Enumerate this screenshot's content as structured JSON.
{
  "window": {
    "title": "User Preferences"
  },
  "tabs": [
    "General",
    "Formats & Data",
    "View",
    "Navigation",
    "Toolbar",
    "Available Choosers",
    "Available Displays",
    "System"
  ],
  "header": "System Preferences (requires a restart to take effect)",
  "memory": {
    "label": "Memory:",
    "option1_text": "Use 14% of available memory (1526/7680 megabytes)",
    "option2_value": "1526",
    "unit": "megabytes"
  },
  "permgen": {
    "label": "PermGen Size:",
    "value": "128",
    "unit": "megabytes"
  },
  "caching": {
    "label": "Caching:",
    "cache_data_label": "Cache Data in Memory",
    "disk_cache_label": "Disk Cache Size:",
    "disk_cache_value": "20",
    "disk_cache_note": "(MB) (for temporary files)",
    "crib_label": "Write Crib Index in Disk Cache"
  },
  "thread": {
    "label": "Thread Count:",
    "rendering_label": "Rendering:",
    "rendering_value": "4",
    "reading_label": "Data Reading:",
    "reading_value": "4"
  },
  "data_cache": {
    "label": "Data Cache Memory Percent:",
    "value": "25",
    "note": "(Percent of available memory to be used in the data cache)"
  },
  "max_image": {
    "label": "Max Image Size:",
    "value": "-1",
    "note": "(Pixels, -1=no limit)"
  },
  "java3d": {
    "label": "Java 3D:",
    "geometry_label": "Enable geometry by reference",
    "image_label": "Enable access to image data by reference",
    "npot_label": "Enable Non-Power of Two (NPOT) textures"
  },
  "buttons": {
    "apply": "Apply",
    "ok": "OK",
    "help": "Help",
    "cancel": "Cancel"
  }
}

_ _ _ _ _ _ _

# [WHAT THIS TASK INVOLVES]
Type out the full listing again, exactly as given.

# [ANSWER BELOW]
Enumerate this screenshot's content as structured JSON.
{
  "window": {
    "title": "User Preferences"
  },
  "tabs": [
    "General",
    "Formats & Data",
    "View",
    "Navigation",
    "Toolbar",
    "Available Choosers",
    "Available Displays",
    "System"
  ],
  "header": "System Preferences (requires a restart to take effect)",
  "memory": {
    "label": "Memory:",
    "option1_text": "Use 14% of available memory (1526/7680 megabytes)",
    "option2_value": "1526",
    "unit": "megabytes"
  },
  "permgen": {
    "label": "PermGen Size:",
    "value": "128",
    "unit": "megabytes"
  },
  "caching": {
    "label": "Caching:",
    "cache_data_label": "Cache Data in Memory",
    "disk_cache_label": "Disk Cache Size:",
    "disk_cache_value": "20",
    "disk_cache_note": "(MB) (for temporary files)",
    "crib_label": "Write Crib Index in Disk Cache"
  },
  "thread": {
    "label": "Thread Count:",
    "rendering_label": "Rendering:",
    "rendering_value": "4",
    "reading_label": "Data Reading:",
    "reading_value": "4"
  },
  "data_cache": {
    "label": "Data Cache Memory Percent:",
    "value": "25",
    "note": "(Percent of available memory to be used in the data cache)"
  },
  "max_image": {
    "label": "Max Image Size:",
    "value": "-1",
    "note": "(Pixels, -1=no limit)"
  },
  "java3d": {
    "label": "Java 3D:",
    "geometry_label": "Enable geometry by reference",
    "image_label": "Enable access to image data by reference",
    "npot_label": "Enable Non-Power of Two (NPOT) textures"
  },
  "buttons": {
    "apply": "Apply",
    "ok": "OK",
    "help": "Help",
    "cancel": "Cancel"
  }
}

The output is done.